Figure content listings

=======

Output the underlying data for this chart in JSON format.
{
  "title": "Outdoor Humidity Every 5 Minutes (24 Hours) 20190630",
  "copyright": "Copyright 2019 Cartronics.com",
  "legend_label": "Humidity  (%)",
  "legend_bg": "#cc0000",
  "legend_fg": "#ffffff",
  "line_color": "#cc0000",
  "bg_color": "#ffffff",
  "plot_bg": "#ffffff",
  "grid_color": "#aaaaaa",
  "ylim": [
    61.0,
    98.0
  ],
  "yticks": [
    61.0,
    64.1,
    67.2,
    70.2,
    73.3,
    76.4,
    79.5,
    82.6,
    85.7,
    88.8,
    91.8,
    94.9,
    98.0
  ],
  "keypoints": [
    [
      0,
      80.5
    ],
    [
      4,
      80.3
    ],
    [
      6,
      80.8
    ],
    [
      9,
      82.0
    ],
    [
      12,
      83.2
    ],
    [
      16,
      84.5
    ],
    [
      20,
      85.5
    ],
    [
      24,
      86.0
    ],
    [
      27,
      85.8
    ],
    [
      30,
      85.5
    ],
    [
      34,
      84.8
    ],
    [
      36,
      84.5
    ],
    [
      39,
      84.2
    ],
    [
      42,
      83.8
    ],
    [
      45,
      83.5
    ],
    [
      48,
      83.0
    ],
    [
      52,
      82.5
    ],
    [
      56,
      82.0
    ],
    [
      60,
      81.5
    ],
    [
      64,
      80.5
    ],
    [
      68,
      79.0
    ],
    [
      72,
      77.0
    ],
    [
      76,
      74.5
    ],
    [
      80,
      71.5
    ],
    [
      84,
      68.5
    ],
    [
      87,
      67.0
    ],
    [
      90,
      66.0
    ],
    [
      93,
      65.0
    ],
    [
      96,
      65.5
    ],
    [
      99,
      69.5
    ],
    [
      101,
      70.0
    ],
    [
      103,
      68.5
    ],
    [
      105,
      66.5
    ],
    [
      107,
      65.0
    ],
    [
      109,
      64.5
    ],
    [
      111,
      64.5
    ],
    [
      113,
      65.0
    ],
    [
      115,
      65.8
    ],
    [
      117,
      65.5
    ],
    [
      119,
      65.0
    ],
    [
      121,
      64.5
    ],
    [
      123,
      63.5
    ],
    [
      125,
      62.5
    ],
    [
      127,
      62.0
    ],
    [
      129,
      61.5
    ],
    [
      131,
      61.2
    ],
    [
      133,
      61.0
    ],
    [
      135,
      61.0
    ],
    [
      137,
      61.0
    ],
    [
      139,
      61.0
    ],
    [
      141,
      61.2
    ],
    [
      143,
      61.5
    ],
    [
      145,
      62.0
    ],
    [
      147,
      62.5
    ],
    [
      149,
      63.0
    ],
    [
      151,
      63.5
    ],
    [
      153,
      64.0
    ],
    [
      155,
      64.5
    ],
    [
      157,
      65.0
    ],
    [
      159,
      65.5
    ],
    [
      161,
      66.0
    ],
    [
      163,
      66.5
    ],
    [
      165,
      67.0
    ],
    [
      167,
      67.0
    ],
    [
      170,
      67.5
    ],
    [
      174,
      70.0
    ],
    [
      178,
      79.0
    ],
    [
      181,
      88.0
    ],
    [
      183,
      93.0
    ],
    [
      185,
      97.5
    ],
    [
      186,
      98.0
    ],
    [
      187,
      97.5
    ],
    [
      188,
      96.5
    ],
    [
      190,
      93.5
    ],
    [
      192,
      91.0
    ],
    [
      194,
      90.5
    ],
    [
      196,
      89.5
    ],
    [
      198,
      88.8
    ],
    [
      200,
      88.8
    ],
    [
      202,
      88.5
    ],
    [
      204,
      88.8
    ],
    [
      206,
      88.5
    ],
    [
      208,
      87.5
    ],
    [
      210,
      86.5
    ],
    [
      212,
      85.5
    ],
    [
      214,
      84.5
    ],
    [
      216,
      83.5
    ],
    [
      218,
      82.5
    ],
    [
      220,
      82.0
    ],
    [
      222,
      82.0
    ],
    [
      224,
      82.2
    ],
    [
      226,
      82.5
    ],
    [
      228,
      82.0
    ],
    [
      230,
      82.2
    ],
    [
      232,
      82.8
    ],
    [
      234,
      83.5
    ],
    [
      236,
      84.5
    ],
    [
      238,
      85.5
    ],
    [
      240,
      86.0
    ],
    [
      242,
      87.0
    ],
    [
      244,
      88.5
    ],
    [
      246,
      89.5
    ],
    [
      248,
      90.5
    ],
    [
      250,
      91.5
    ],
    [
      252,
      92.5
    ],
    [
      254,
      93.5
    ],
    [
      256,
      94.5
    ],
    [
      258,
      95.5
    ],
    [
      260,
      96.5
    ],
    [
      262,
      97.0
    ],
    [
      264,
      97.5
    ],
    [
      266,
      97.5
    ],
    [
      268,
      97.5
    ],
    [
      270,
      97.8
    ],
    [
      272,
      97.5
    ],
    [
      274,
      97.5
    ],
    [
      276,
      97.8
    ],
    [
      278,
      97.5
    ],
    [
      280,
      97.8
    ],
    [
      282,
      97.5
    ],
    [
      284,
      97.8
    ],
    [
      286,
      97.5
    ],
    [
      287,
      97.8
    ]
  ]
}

=======

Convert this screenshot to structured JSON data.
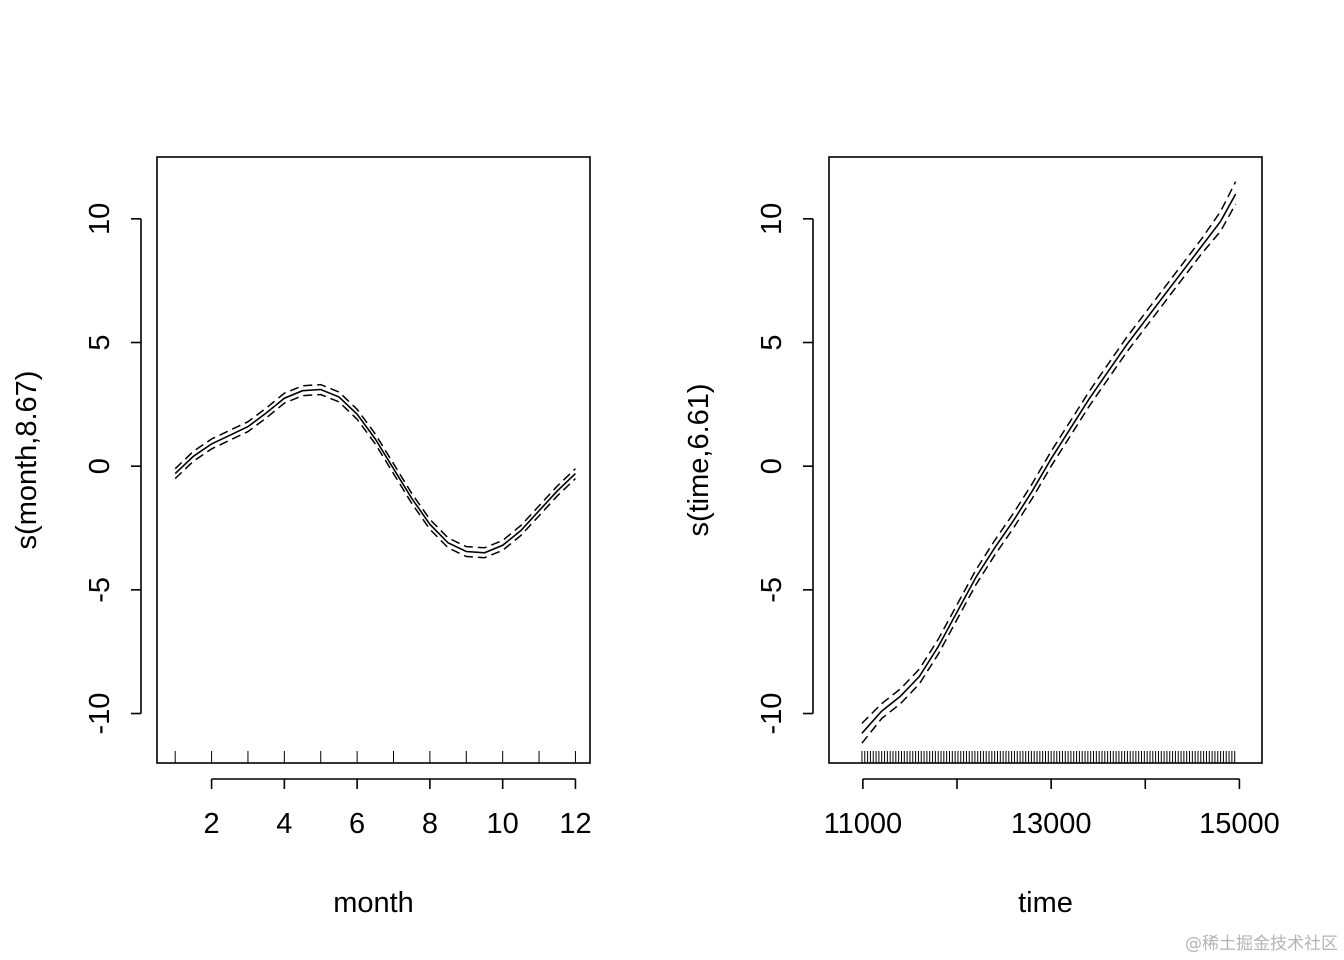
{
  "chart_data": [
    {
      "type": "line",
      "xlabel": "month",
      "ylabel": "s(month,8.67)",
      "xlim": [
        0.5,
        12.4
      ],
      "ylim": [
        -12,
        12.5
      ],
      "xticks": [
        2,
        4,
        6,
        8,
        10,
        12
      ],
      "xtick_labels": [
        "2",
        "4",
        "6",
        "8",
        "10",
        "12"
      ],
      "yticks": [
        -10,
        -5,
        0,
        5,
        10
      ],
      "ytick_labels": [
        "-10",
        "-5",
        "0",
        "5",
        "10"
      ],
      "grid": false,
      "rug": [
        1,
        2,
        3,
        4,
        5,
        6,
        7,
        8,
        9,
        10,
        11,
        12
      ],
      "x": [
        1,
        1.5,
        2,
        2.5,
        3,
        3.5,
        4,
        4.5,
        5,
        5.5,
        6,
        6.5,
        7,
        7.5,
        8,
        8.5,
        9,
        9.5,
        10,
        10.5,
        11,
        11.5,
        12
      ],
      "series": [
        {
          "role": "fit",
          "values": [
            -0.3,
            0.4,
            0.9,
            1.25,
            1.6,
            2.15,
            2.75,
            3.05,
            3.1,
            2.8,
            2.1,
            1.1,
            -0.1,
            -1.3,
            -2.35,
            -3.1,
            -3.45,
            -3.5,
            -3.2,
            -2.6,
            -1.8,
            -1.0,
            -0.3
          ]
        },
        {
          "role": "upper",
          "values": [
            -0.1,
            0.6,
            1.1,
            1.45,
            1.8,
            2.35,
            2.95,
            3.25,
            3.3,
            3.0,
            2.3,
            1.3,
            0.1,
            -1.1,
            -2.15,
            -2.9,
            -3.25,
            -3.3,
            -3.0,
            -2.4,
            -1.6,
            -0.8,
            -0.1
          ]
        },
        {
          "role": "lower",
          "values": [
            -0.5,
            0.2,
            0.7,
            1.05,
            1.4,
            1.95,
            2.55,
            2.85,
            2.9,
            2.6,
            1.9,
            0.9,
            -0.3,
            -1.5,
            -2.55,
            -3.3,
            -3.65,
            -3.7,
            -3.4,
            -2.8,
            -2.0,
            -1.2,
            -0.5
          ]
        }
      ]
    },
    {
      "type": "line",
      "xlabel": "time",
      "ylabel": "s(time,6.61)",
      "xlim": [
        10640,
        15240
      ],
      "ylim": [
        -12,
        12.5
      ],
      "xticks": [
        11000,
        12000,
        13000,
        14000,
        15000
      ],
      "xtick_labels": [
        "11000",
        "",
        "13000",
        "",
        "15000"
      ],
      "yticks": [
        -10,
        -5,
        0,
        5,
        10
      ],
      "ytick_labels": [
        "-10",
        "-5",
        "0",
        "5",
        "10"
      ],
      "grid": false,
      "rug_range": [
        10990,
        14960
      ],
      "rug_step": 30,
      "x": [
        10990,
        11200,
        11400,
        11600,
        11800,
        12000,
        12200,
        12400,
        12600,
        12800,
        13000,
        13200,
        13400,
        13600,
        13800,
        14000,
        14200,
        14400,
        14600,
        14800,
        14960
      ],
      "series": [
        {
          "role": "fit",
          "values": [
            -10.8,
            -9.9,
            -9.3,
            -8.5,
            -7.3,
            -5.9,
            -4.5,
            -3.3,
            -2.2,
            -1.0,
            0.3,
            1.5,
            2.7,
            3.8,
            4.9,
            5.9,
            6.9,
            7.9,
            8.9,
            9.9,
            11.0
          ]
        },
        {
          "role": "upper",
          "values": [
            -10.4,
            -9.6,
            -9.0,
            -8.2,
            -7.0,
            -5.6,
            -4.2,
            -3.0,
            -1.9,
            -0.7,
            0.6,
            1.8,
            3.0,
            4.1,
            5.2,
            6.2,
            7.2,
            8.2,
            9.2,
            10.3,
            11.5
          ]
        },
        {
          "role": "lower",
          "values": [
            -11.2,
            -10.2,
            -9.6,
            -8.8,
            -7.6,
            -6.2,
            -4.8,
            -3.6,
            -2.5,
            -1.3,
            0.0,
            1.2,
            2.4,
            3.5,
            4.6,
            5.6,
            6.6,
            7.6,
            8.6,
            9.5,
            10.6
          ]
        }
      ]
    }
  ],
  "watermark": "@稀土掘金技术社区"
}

=======

WORK REQUIRED:
Search the records for the word "Humidity" and copy every line where it occurs.

THE RESPONSE:
  "title": "Outdoor Humidity Every 5 Minutes (24 Hours) 20190630",
  "legend_label": "Humidity  (%)",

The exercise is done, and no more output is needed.